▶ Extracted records
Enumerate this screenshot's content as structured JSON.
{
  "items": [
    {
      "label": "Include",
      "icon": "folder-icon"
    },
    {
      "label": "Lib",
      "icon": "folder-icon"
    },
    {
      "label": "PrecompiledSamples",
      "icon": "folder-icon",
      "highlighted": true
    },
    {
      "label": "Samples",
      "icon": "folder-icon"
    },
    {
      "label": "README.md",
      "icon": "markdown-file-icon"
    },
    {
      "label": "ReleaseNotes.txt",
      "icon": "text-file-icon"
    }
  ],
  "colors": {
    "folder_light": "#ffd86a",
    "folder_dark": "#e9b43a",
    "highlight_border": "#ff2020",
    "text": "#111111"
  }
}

▶ Exercise task
Copy out every entry again, exactly as it was given.

▶ The completed task
Enumerate this screenshot's content as structured JSON.
{
  "items": [
    {
      "label": "Include",
      "icon": "folder-icon"
    },
    {
      "label": "Lib",
      "icon": "folder-icon"
    },
    {
      "label": "PrecompiledSamples",
      "icon": "folder-icon",
      "highlighted": true
    },
    {
      "label": "Samples",
      "icon": "folder-icon"
    },
    {
      "label": "README.md",
      "icon": "markdown-file-icon"
    },
    {
      "label": "ReleaseNotes.txt",
      "icon": "text-file-icon"
    }
  ],
  "colors": {
    "folder_light": "#ffd86a",
    "folder_dark": "#e9b43a",
    "highlight_border": "#ff2020",
    "text": "#111111"
  }
}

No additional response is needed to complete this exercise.